• _Reading passage_
•••
Upgrading parameters (form scratch)

Gilles_Jack · December 31, 2019, 6:11am

I thought that in python x = x - a was the exactly the same as x-=a. But apparently not with tensor :

In the following code the gradient is not set to None after updating the parameter (x-=a case):

import torch
x1 = torch.tensor([2.0], requires_grad=True)
x2 = torch.tensor([3.0], requires_grad=True)
y = (x1 * x2).pow(2)
y.backward()
print(“x1.grad=”,x1.grad)
with torch.no_grad():
x1 -= 0.01 * x1.grad # <=============================

print(“x1.grad=”,x1.grad)
x1.grad.zero_()
print(“x1.grad=”,x1.grad)

output:

x1.grad= tensor([36.])
x1.grad= tensor([36.])
x1.grad= tensor([0.])

but the following code the gradient is set to None (x = x - a) :

import torch
x1 = torch.tensor([2.0], requires_grad=True)
x2 = torch.tensor([3.0], requires_grad=True)
y = (x1 * x2).pow(2)
y.backward()
print(“x1.grad=”,x1.grad)
with torch.no_grad():
x1 = x1 - 0.01 * x1.grad # <=============================

print(“x1.grad=”,x1.grad)
x1.grad.zero_()

output:

Traceback (most recent call last):
File “D:/gCloud/GoogleDrive/colabai/notes/torch/grad/zforum.py”, line 14, in
x1.grad.zero_() # AttributeError: ‘NoneType’ object has no attribute ‘zero_’
AttributeError: ‘NoneType’ object has no attribute ‘zero_’
x1.grad= tensor([36.])
x1.grad= None

Both solutions are ok for me. I just would like to understand this behaviour? Thanks.

JuanFMontesinos · December 31, 2019, 7:57am

Because in python when you use x-= you are using in-place operations
I don’t know how do the rules work in these case but basically when you do x-=lr*grad you are still pointing to the original tensor whose data has been in-place modified.
•••
• _Collected data_
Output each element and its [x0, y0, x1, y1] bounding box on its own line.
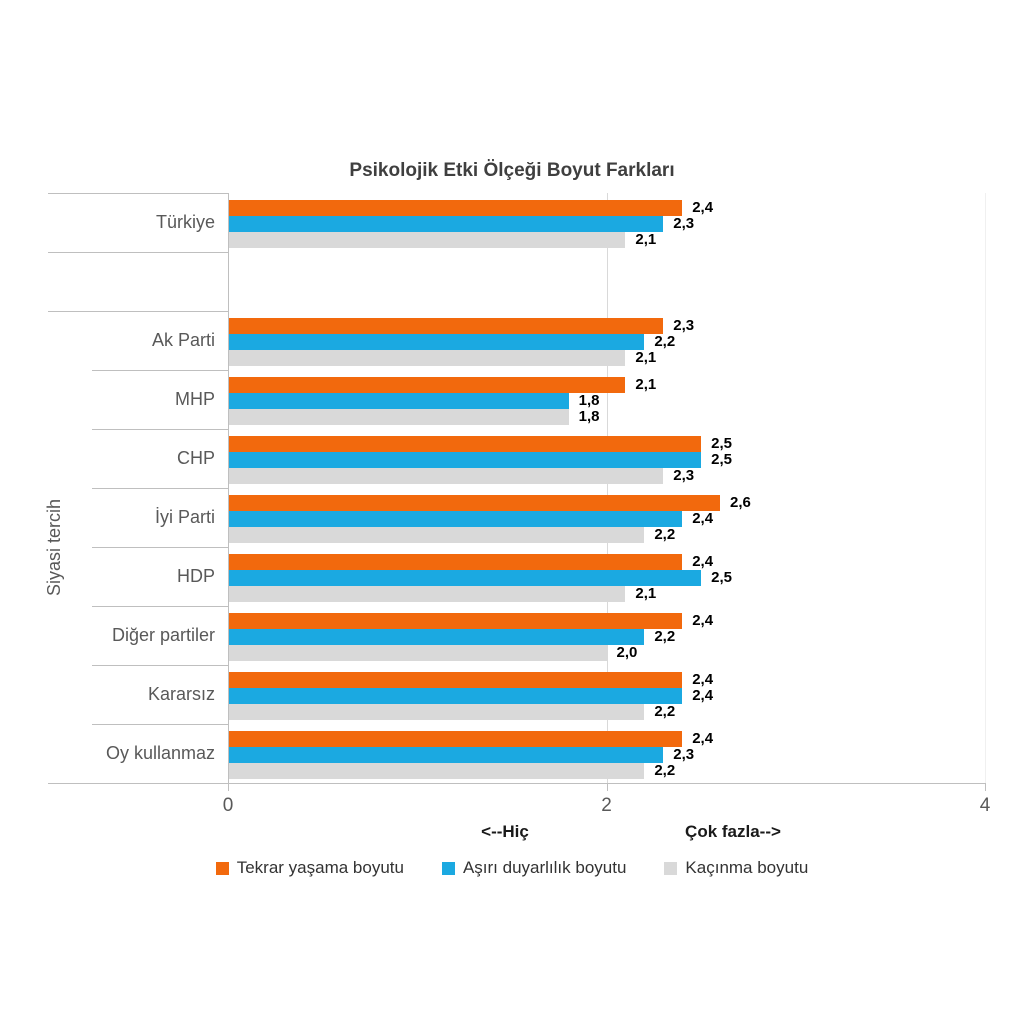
•••
• _Task list_
(A) In the PyTorch forum thread, what kind of operation does the reply say x-= performs in Python?
(B) Decide whether each statement agrees with the PyTorch forum thread. Answer yes or no for each and quote the words from the thread that decide it.
(i) The first poster originally believed that x = x - a and x-=a behaved identically in Python.
(ii) The person who replies explains the exact rules that apply in these cases.
(iii) The first poster says only one of the two solutions is acceptable.
The material shown here is separate from the PyTorch forum thread.

• _Results for each task_
(A) An in-place operation.

(B)
(i) Yes: "I thought that in python x = x - a was the exactly the same as x-=a."
(ii) No: "I don’t know how do the rules work in these case"
(iii) No: "Both solutions are ok for me."